INSTRUCTIONS TO FOLLOW >> Each line of the data must be copied exactly.

Data items >>
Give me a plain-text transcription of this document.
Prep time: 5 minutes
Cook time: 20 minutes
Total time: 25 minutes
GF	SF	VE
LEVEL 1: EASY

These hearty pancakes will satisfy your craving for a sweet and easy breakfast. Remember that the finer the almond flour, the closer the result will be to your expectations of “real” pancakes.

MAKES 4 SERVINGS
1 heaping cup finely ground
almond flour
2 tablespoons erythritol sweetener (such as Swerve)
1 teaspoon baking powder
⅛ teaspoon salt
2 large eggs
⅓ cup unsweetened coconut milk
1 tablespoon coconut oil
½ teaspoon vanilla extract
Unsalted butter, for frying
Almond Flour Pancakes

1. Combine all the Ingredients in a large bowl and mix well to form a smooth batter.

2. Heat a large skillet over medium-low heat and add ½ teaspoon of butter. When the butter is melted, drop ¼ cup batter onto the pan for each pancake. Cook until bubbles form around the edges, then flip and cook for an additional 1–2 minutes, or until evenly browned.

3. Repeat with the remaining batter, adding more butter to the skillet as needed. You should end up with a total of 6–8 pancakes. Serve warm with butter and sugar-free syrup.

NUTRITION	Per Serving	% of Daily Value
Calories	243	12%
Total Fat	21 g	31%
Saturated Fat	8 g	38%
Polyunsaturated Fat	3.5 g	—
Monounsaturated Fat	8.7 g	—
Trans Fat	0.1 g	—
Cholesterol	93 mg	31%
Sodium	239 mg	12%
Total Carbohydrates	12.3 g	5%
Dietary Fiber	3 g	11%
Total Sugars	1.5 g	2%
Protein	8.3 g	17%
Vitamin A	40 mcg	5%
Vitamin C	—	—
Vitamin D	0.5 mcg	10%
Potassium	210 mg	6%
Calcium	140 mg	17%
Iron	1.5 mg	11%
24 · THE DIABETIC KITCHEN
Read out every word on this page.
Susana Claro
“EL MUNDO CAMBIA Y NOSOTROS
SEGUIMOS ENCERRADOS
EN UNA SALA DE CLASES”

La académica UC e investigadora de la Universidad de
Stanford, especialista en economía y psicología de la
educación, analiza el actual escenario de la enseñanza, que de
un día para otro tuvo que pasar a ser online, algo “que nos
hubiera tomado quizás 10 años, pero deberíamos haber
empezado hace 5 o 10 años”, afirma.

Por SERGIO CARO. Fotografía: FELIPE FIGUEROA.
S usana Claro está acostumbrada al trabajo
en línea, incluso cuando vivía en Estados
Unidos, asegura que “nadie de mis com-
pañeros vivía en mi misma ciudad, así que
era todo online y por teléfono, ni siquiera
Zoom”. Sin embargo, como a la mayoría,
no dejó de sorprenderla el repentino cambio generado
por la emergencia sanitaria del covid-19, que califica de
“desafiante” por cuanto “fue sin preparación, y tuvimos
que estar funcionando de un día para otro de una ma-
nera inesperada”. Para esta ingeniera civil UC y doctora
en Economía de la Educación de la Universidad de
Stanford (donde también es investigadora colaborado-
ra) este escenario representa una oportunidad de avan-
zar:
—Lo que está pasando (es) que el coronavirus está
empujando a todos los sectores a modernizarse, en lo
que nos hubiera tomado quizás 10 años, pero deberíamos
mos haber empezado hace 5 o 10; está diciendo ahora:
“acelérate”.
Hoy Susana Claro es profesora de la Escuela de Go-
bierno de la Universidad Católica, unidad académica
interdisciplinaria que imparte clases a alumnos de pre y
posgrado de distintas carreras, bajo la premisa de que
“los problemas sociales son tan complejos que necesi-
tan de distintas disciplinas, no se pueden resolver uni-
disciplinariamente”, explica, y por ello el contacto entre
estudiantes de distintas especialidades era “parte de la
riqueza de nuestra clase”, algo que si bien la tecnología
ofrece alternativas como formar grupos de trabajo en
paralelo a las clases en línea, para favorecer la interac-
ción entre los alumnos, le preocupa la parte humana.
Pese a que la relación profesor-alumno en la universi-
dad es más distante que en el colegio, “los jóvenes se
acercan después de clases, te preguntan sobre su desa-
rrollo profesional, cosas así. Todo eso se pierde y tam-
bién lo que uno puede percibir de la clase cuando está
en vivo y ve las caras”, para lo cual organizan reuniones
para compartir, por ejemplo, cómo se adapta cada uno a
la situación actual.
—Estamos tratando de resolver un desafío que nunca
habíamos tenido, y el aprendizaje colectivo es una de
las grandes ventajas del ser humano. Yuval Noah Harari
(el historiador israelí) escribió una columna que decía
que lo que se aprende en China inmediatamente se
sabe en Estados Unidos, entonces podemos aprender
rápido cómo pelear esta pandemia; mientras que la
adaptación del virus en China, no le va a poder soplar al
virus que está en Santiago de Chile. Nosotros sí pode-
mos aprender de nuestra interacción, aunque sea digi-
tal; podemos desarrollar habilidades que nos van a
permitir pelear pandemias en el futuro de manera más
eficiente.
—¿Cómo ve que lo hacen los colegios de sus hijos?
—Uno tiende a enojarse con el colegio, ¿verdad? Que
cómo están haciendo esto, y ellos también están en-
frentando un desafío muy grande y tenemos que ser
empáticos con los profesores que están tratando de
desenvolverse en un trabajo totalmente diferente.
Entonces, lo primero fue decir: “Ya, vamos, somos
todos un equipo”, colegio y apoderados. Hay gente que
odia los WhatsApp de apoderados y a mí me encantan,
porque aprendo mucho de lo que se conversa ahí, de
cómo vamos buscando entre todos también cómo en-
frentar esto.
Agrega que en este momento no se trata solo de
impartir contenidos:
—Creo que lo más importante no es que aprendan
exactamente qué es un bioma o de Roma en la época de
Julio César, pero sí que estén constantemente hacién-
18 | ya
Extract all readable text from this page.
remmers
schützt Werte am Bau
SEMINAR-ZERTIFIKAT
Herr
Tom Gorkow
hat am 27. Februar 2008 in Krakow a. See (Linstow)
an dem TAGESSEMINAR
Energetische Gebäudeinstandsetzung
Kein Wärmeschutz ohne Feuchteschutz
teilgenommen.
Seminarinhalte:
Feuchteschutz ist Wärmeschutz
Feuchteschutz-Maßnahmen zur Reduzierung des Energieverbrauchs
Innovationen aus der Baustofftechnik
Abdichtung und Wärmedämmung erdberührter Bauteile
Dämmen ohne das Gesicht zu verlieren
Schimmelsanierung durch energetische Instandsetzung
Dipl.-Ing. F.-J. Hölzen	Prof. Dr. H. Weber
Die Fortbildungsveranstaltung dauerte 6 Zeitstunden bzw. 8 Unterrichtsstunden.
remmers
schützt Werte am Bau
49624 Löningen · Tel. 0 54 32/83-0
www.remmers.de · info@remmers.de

EXPECTED ANSWER >>
Give me a plain-text transcription of this document.
Prep time: 5 minutes
Cook time: 20 minutes
Total time: 25 minutes
GF	SF	VE
LEVEL 1: EASY

These hearty pancakes will satisfy your craving for a sweet and easy breakfast. Remember that the finer the almond flour, the closer the result will be to your expectations of “real” pancakes.

MAKES 4 SERVINGS
1 heaping cup finely ground
almond flour
2 tablespoons erythritol sweetener (such as Swerve)
1 teaspoon baking powder
⅛ teaspoon salt
2 large eggs
⅓ cup unsweetened coconut milk
1 tablespoon coconut oil
½ teaspoon vanilla extract
Unsalted butter, for frying
Almond Flour Pancakes

1. Combine all the Ingredients in a large bowl and mix well to form a smooth batter.

2. Heat a large skillet over medium-low heat and add ½ teaspoon of butter. When the butter is melted, drop ¼ cup batter onto the pan for each pancake. Cook until bubbles form around the edges, then flip and cook for an additional 1–2 minutes, or until evenly browned.

3. Repeat with the remaining batter, adding more butter to the skillet as needed. You should end up with a total of 6–8 pancakes. Serve warm with butter and sugar-free syrup.

NUTRITION	Per Serving	% of Daily Value
Calories	243	12%
Total Fat	21 g	31%
Saturated Fat	8 g	38%
Polyunsaturated Fat	3.5 g	—
Monounsaturated Fat	8.7 g	—
Trans Fat	0.1 g	—
Cholesterol	93 mg	31%
Sodium	239 mg	12%
Total Carbohydrates	12.3 g	5%
Dietary Fiber	3 g	11%
Total Sugars	1.5 g	2%
Protein	8.3 g	17%
Vitamin A	40 mcg	5%
Vitamin C	—	—
Vitamin D	0.5 mcg	10%
Potassium	210 mg	6%
Calcium	140 mg	17%
Iron	1.5 mg	11%
24 · THE DIABETIC KITCHEN
Read out every word on this page.
Susana Claro
“EL MUNDO CAMBIA Y NOSOTROS
SEGUIMOS ENCERRADOS
EN UNA SALA DE CLASES”

La académica UC e investigadora de la Universidad de
Stanford, especialista en economía y psicología de la
educación, analiza el actual escenario de la enseñanza, que de
un día para otro tuvo que pasar a ser online, algo “que nos
hubiera tomado quizás 10 años, pero deberíamos haber
empezado hace 5 o 10 años”, afirma.

Por SERGIO CARO. Fotografía: FELIPE FIGUEROA.
S usana Claro está acostumbrada al trabajo
en línea, incluso cuando vivía en Estados
Unidos, asegura que “nadie de mis com-
pañeros vivía en mi misma ciudad, así que
era todo online y por teléfono, ni siquiera
Zoom”. Sin embargo, como a la mayoría,
no dejó de sorprenderla el repentino cambio generado
por la emergencia sanitaria del covid-19, que califica de
“desafiante” por cuanto “fue sin preparación, y tuvimos
que estar funcionando de un día para otro de una ma-
nera inesperada”. Para esta ingeniera civil UC y doctora
en Economía de la Educación de la Universidad de
Stanford (donde también es investigadora colaborado-
ra) este escenario representa una oportunidad de avan-
zar:
—Lo que está pasando (es) que el coronavirus está
empujando a todos los sectores a modernizarse, en lo
que nos hubiera tomado quizás 10 años, pero deberíamos
mos haber empezado hace 5 o 10; está diciendo ahora:
“acelérate”.
Hoy Susana Claro es profesora de la Escuela de Go-
bierno de la Universidad Católica, unidad académica
interdisciplinaria que imparte clases a alumnos de pre y
posgrado de distintas carreras, bajo la premisa de que
“los problemas sociales son tan complejos que necesi-
tan de distintas disciplinas, no se pueden resolver uni-
disciplinariamente”, explica, y por ello el contacto entre
estudiantes de distintas especialidades era “parte de la
riqueza de nuestra clase”, algo que si bien la tecnología
ofrece alternativas como formar grupos de trabajo en
paralelo a las clases en línea, para favorecer la interac-
ción entre los alumnos, le preocupa la parte humana.
Pese a que la relación profesor-alumno en la universi-
dad es más distante que en el colegio, “los jóvenes se
acercan después de clases, te preguntan sobre su desa-
rrollo profesional, cosas así. Todo eso se pierde y tam-
bién lo que uno puede percibir de la clase cuando está
en vivo y ve las caras”, para lo cual organizan reuniones
para compartir, por ejemplo, cómo se adapta cada uno a
la situación actual.
—Estamos tratando de resolver un desafío que nunca
habíamos tenido, y el aprendizaje colectivo es una de
las grandes ventajas del ser humano. Yuval Noah Harari
(el historiador israelí) escribió una columna que decía
que lo que se aprende en China inmediatamente se
sabe en Estados Unidos, entonces podemos aprender
rápido cómo pelear esta pandemia; mientras que la
adaptación del virus en China, no le va a poder soplar al
virus que está en Santiago de Chile. Nosotros sí pode-
mos aprender de nuestra interacción, aunque sea digi-
tal; podemos desarrollar habilidades que nos van a
permitir pelear pandemias en el futuro de manera más
eficiente.
—¿Cómo ve que lo hacen los colegios de sus hijos?
—Uno tiende a enojarse con el colegio, ¿verdad? Que
cómo están haciendo esto, y ellos también están en-
frentando un desafío muy grande y tenemos que ser
empáticos con los profesores que están tratando de
desenvolverse en un trabajo totalmente diferente.
Entonces, lo primero fue decir: “Ya, vamos, somos
todos un equipo”, colegio y apoderados. Hay gente que
odia los WhatsApp de apoderados y a mí me encantan,
porque aprendo mucho de lo que se conversa ahí, de
cómo vamos buscando entre todos también cómo en-
frentar esto.
Agrega que en este momento no se trata solo de
impartir contenidos:
—Creo que lo más importante no es que aprendan
exactamente qué es un bioma o de Roma en la época de
Julio César, pero sí que estén constantemente hacién-
18 | ya
Extract all readable text from this page.
remmers
schützt Werte am Bau
SEMINAR-ZERTIFIKAT
Herr
Tom Gorkow
hat am 27. Februar 2008 in Krakow a. See (Linstow)
an dem TAGESSEMINAR
Energetische Gebäudeinstandsetzung
Kein Wärmeschutz ohne Feuchteschutz
teilgenommen.
Seminarinhalte:
Feuchteschutz ist Wärmeschutz
Feuchteschutz-Maßnahmen zur Reduzierung des Energieverbrauchs
Innovationen aus der Baustofftechnik
Abdichtung und Wärmedämmung erdberührter Bauteile
Dämmen ohne das Gesicht zu verlieren
Schimmelsanierung durch energetische Instandsetzung
Dipl.-Ing. F.-J. Hölzen	Prof. Dr. H. Weber
Die Fortbildungsveranstaltung dauerte 6 Zeitstunden bzw. 8 Unterrichtsstunden.
remmers
schützt Werte am Bau
49624 Löningen · Tel. 0 54 32/83-0
www.remmers.de · info@remmers.de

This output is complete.